Challenge »
Pull out each line of the data that includes the word "grantee".
==== Task data ====
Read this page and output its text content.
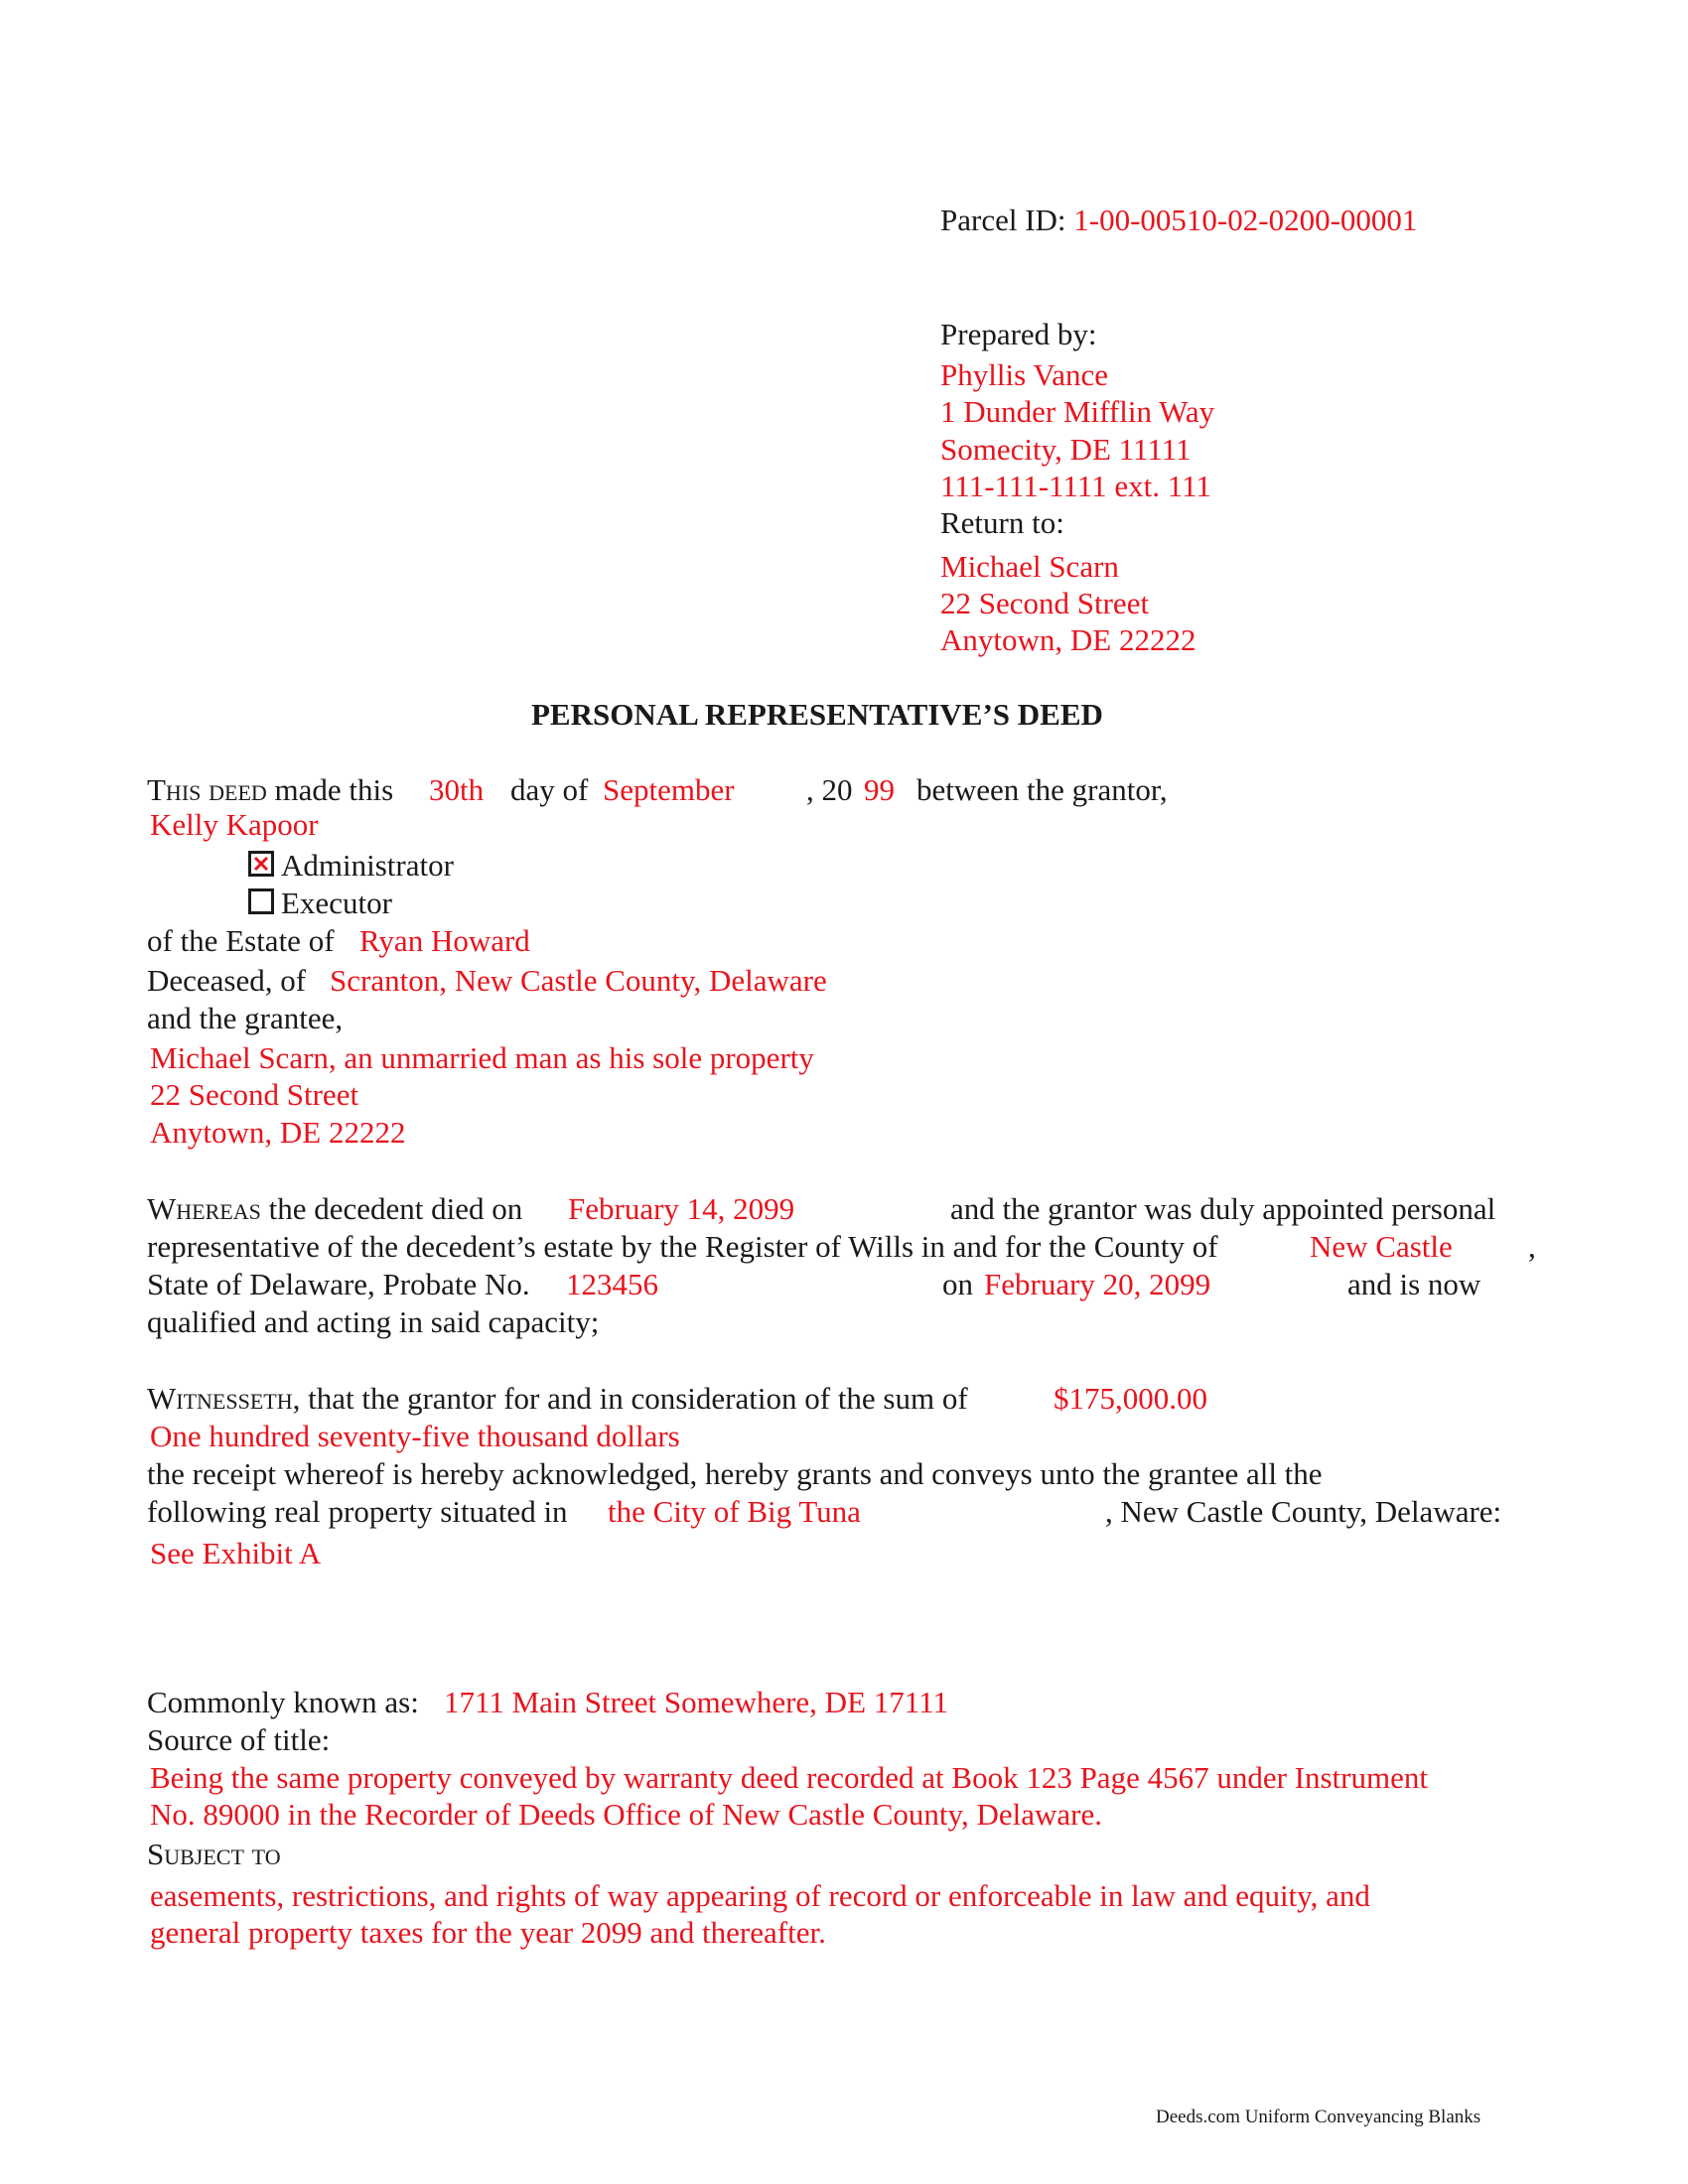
Parcel ID: 1-00-00510-02-0200-00001
Prepared by:
Phyllis Vance
1 Dunder Mifflin Way
Somecity, DE 11111
111-111-1111 ext. 111
Return to:
Michael Scarn
22 Second Street
Anytown, DE 22222
PERSONAL REPRESENTATIVE’S DEED
This deed made this 30th day of September , 20 99 between the grantor,
Kelly Kapoor
Administrator
Executor
of the Estate of Ryan Howard
Deceased, of Scranton, New Castle County, Delaware
and the grantee,
Michael Scarn, an unmarried man as his sole property
22 Second Street
Anytown, DE 22222
Whereas the decedent died on February 14, 2099	and the grantor was duly appointed personal
representative of the decedent’s estate by the Register of Wills in and for the County of	New Castle ,
State of Delaware, Probate No. 123456	on February 20, 2099	and is now
qualified and acting in said capacity;
Witnesseth, that the grantor for and in consideration of the sum of	$175,000.00
One hundred seventy-five thousand dollars
the receipt whereof is hereby acknowledged, hereby grants and conveys unto the grantee all the
following real property situated in the City of Big Tuna	, New Castle County, Delaware:
See Exhibit A
Commonly known as: 1711 Main Street Somewhere, DE 17111
Source of title:
Being the same property conveyed by warranty deed recorded at Book 123 Page 4567 under Instrument
No. 89000 in the Recorder of Deeds Office of New Castle County, Delaware.
Subject to
easements, restrictions, and rights of way appearing of record or enforceable in law and equity, and
general property taxes for the year 2099 and thereafter.
Deeds.com Uniform Conveyancing Blanks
====
Answer to the exercise »
and the grantee,
the receipt whereof is hereby acknowledged, hereby grants and conveys unto the grantee all the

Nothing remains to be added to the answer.